▶ **What is expected**
Say how many lines hold the string "JSON"; please write nothing but the number.

(Excerpts from a figure dataset)
——

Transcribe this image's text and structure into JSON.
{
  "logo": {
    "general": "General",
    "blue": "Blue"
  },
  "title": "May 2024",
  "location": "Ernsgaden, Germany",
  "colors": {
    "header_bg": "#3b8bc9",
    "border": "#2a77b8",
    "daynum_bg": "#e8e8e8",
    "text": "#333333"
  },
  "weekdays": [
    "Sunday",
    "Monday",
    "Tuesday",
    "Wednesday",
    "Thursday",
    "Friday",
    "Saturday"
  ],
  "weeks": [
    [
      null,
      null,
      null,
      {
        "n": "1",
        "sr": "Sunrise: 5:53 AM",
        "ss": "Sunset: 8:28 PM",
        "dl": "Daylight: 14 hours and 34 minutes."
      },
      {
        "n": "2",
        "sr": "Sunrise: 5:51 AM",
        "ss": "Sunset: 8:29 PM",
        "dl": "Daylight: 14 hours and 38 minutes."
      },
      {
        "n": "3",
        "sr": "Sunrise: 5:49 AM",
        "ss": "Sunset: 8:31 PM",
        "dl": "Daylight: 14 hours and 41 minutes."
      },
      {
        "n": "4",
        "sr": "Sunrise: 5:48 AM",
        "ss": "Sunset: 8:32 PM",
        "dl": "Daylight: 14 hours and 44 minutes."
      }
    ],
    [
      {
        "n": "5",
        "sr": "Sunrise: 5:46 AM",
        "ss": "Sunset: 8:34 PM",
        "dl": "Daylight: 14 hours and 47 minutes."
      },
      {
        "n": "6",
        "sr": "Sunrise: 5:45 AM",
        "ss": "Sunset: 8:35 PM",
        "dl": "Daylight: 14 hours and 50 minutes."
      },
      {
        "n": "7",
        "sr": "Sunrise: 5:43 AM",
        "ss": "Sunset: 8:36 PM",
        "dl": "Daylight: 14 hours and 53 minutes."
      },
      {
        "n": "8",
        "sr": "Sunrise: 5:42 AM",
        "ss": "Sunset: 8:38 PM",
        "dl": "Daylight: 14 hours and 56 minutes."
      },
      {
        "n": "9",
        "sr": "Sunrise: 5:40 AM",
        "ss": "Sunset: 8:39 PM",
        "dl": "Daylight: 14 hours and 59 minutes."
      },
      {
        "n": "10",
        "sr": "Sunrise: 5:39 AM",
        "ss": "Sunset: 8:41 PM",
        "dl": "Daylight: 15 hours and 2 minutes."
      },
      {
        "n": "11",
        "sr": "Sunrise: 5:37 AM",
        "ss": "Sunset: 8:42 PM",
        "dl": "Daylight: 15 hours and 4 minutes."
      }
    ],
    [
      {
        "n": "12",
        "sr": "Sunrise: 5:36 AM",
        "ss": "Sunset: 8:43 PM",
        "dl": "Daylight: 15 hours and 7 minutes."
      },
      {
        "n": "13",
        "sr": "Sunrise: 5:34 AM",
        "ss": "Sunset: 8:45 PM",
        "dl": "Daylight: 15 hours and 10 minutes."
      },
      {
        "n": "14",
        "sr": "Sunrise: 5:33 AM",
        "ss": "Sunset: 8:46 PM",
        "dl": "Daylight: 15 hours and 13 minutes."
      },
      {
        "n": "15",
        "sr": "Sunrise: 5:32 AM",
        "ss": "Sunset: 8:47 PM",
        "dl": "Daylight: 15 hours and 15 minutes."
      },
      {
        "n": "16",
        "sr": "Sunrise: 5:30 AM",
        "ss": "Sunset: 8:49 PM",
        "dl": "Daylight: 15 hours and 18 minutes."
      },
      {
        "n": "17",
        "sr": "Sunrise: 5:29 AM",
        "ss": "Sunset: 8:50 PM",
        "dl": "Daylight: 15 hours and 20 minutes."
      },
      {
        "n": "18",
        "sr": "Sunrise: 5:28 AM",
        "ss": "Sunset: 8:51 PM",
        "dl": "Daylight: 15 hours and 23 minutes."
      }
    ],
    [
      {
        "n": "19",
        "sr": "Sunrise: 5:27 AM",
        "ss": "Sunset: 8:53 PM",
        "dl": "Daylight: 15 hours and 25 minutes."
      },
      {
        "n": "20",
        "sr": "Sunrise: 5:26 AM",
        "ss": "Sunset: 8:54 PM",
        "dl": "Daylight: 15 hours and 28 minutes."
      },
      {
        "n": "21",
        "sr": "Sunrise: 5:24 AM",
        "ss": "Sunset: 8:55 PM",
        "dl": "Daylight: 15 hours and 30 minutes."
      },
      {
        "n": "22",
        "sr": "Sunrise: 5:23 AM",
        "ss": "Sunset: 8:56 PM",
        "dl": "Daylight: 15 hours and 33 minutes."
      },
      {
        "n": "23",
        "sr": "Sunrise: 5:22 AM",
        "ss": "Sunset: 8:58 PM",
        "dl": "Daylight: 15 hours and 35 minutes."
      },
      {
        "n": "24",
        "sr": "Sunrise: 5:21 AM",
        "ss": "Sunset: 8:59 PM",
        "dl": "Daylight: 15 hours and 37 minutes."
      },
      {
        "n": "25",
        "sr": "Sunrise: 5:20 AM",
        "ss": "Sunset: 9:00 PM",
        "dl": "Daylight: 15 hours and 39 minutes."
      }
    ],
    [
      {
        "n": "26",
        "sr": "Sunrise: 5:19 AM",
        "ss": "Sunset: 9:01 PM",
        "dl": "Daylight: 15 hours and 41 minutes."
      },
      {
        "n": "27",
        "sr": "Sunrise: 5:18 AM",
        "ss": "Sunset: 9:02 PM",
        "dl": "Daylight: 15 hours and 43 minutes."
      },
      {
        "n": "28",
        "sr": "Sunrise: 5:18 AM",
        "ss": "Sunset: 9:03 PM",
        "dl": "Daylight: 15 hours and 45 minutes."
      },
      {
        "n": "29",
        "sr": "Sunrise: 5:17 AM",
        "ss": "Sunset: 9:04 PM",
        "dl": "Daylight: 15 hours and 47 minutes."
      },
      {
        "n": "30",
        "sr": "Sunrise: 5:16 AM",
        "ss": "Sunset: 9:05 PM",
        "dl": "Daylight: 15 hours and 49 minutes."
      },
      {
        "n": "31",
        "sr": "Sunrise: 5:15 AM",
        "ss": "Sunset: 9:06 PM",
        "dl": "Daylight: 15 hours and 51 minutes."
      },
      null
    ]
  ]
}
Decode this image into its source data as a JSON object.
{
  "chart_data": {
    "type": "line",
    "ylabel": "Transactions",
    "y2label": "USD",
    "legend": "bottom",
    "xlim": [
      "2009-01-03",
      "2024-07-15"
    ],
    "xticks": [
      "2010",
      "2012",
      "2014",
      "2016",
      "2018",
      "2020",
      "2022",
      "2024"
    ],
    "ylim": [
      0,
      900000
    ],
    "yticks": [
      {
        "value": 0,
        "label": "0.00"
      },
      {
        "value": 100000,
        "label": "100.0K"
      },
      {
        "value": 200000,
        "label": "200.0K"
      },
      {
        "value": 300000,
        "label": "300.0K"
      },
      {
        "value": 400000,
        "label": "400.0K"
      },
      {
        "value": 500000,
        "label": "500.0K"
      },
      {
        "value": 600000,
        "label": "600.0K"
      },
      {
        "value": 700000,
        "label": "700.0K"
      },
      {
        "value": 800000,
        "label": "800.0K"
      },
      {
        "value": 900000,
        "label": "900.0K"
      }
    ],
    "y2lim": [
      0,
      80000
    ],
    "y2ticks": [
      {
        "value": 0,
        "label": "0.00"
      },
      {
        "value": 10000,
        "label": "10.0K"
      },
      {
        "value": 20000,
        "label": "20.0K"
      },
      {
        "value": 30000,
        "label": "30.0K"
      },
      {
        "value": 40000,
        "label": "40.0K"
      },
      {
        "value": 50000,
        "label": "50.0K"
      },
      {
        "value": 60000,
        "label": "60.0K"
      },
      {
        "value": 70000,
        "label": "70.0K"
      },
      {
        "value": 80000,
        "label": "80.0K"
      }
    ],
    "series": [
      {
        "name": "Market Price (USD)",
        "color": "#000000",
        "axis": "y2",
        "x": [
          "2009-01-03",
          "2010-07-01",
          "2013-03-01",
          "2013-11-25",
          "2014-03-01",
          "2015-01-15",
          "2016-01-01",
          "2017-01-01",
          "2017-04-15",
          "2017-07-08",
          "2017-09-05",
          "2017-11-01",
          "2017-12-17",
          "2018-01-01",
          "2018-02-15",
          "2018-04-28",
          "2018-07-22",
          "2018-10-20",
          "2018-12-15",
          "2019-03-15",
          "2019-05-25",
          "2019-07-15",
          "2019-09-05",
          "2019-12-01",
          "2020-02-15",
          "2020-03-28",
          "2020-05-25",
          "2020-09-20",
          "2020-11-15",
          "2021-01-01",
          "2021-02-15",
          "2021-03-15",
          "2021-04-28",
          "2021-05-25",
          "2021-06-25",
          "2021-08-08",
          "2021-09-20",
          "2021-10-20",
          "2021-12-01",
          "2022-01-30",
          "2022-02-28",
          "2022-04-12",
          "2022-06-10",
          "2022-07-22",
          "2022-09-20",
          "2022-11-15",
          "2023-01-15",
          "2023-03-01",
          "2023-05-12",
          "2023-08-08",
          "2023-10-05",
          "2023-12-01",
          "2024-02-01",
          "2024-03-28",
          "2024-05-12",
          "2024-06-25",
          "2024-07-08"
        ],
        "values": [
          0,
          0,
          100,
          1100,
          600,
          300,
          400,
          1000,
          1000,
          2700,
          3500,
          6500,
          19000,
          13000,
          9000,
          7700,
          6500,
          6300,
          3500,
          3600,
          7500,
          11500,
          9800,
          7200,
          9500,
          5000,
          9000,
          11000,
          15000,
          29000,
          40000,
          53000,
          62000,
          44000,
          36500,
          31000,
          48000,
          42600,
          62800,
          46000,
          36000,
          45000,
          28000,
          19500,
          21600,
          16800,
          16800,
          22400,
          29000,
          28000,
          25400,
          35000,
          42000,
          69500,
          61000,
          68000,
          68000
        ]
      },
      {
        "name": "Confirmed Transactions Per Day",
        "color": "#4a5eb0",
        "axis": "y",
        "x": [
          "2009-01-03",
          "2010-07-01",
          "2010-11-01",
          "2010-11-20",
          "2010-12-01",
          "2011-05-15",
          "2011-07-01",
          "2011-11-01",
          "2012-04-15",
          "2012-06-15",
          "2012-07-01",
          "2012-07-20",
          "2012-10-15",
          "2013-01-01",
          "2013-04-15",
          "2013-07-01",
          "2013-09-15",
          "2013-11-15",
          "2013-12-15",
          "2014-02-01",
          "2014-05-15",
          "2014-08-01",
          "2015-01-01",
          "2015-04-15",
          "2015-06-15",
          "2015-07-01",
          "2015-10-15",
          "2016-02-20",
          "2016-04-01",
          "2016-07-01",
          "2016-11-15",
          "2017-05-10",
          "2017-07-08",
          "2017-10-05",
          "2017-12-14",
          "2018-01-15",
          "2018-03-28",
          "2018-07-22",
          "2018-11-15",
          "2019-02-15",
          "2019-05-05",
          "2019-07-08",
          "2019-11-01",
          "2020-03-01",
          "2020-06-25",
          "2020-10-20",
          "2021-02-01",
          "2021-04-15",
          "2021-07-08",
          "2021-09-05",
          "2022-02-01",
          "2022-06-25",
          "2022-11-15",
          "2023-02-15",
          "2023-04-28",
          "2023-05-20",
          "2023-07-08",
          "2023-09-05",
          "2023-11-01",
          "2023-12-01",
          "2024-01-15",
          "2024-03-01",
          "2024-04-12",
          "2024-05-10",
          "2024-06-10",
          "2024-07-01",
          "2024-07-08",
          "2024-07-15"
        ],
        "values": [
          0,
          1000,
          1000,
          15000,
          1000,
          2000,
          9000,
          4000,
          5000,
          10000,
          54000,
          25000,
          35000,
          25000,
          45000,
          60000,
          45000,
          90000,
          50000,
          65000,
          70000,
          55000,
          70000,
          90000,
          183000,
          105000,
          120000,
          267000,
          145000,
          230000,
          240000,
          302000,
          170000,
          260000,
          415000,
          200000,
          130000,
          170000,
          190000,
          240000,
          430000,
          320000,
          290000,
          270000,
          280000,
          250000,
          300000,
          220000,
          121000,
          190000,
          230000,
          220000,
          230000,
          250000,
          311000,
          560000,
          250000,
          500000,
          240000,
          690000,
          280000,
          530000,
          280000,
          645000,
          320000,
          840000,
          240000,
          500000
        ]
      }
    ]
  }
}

——

▶ **Finished answer**
2